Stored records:
* * * * *

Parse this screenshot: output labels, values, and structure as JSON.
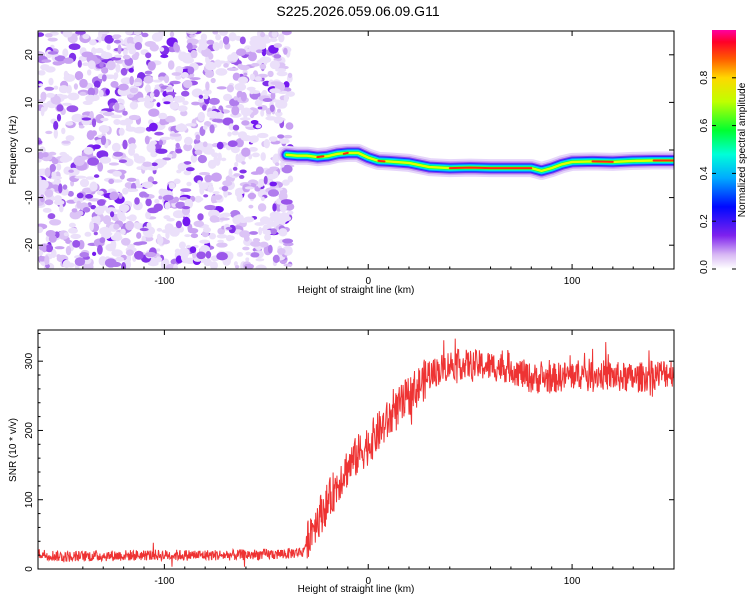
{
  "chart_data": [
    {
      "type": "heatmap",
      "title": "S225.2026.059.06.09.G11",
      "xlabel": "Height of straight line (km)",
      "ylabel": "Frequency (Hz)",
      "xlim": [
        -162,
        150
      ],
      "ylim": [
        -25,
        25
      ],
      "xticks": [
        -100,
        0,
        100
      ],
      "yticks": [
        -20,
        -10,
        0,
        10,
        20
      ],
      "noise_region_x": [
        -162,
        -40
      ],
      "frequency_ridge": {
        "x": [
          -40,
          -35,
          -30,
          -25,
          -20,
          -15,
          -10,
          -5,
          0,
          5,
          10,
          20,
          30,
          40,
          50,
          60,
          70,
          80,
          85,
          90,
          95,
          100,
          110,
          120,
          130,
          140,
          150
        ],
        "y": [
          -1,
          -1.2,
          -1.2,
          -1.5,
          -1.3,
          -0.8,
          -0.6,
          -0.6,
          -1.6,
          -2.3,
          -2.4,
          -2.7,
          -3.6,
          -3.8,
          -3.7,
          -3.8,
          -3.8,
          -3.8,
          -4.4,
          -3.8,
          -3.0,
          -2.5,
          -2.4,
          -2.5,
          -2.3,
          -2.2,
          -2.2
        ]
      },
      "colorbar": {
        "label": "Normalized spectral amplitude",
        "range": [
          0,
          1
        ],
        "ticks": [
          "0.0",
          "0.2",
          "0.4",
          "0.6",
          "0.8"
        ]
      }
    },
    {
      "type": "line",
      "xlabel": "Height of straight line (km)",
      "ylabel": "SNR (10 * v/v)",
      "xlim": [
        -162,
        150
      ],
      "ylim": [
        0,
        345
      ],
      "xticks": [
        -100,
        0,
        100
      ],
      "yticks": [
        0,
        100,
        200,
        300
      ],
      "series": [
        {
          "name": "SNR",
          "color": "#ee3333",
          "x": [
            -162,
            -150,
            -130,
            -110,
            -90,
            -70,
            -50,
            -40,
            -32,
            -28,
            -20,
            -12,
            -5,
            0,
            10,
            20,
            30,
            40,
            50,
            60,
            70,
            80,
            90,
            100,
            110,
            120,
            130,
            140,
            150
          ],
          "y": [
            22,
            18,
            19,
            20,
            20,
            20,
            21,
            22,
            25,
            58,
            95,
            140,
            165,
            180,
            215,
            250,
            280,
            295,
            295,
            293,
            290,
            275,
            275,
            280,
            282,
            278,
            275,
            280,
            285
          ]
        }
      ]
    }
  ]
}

* * * * *

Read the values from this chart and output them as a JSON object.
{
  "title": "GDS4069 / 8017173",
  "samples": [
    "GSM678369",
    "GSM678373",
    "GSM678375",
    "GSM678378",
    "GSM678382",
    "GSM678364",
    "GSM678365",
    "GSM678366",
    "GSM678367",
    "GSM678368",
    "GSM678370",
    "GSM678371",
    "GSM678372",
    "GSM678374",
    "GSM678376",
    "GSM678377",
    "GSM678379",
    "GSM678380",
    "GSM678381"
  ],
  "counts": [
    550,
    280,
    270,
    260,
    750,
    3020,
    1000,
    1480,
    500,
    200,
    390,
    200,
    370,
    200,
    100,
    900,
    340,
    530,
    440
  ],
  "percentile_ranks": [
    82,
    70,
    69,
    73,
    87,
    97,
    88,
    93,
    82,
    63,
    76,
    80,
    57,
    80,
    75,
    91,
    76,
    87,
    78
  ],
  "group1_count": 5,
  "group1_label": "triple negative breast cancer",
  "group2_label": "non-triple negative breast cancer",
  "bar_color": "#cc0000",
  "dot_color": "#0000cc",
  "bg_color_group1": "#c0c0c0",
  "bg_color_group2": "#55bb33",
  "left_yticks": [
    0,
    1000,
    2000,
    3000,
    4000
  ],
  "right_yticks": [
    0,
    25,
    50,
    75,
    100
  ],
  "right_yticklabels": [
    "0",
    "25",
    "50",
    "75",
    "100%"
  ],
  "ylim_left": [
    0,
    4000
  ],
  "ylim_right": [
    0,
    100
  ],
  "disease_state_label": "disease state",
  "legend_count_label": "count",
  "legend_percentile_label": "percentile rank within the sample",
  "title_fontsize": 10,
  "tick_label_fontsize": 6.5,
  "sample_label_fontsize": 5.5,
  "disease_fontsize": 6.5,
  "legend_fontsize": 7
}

* * * * *

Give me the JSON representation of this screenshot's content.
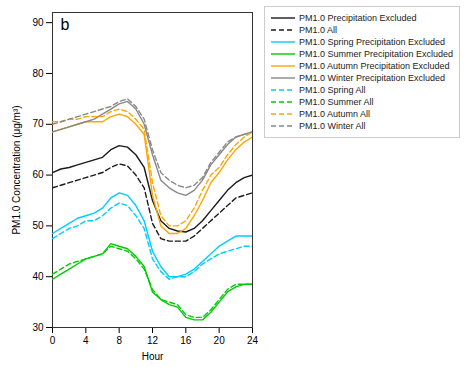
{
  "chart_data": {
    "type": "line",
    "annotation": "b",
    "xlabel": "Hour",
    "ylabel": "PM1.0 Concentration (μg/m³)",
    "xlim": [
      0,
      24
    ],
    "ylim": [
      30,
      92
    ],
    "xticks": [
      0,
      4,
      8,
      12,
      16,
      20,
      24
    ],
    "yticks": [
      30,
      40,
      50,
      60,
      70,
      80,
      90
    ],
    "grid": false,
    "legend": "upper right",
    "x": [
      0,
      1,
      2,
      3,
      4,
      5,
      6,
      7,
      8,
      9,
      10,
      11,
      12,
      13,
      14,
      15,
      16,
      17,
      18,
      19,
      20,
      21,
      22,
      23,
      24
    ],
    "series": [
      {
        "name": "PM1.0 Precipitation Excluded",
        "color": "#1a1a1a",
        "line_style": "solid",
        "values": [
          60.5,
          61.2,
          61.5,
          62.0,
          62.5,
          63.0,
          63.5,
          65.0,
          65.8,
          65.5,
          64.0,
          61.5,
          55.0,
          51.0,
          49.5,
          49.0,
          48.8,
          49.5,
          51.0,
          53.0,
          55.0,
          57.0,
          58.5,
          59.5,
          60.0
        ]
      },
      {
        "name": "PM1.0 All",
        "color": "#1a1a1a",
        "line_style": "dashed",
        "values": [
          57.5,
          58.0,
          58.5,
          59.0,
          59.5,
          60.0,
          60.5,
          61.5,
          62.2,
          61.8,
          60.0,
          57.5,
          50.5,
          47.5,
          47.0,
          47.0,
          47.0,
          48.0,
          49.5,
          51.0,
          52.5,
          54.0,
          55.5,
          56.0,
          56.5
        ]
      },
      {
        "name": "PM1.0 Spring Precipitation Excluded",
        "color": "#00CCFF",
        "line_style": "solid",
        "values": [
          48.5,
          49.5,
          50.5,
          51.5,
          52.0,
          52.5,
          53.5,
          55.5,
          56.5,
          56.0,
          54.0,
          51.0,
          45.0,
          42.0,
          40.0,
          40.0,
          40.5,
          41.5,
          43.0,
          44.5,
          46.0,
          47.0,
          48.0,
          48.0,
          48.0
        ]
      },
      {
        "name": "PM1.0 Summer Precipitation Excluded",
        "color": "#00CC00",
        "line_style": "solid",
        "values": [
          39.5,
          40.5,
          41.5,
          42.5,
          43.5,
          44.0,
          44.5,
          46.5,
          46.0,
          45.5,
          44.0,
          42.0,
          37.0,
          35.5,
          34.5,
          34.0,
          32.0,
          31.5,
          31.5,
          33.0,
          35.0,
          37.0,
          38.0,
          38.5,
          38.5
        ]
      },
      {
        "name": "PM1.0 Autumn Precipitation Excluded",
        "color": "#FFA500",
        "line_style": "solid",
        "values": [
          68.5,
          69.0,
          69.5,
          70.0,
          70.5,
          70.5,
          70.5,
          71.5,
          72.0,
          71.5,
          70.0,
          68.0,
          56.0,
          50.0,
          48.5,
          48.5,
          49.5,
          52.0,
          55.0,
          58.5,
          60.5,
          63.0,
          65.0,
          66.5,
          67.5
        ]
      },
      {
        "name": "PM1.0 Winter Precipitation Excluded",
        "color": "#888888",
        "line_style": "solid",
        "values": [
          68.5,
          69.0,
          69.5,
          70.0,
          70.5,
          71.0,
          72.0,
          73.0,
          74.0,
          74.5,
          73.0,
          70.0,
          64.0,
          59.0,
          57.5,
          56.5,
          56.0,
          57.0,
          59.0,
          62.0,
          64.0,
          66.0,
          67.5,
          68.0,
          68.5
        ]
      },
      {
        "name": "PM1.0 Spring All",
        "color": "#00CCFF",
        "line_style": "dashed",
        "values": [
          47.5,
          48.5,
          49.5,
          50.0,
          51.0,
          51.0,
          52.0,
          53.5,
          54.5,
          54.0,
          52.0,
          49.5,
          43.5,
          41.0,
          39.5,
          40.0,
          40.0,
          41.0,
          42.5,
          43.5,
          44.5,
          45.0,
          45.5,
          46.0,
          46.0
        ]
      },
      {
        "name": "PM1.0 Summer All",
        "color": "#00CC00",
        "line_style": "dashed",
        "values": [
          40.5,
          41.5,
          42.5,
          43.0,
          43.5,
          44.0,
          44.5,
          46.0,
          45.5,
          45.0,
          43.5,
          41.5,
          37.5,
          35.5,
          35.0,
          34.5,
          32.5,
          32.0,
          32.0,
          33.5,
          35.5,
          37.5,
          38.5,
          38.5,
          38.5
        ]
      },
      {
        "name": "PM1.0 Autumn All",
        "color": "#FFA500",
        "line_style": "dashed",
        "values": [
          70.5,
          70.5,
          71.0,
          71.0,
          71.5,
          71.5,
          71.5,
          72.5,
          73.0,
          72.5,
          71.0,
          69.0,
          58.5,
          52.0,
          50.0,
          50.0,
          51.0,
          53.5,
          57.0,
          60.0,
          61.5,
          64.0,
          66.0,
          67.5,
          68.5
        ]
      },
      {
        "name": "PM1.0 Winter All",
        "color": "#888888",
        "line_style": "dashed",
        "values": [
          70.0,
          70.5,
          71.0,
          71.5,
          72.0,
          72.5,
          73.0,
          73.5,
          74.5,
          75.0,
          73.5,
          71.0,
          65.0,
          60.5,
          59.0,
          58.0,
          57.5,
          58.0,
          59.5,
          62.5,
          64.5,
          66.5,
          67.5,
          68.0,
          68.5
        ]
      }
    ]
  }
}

* * * * *

*The exercise*.
Going through the records above, state how many lines carry "Spring", with no other text.

*Result of the task*.
2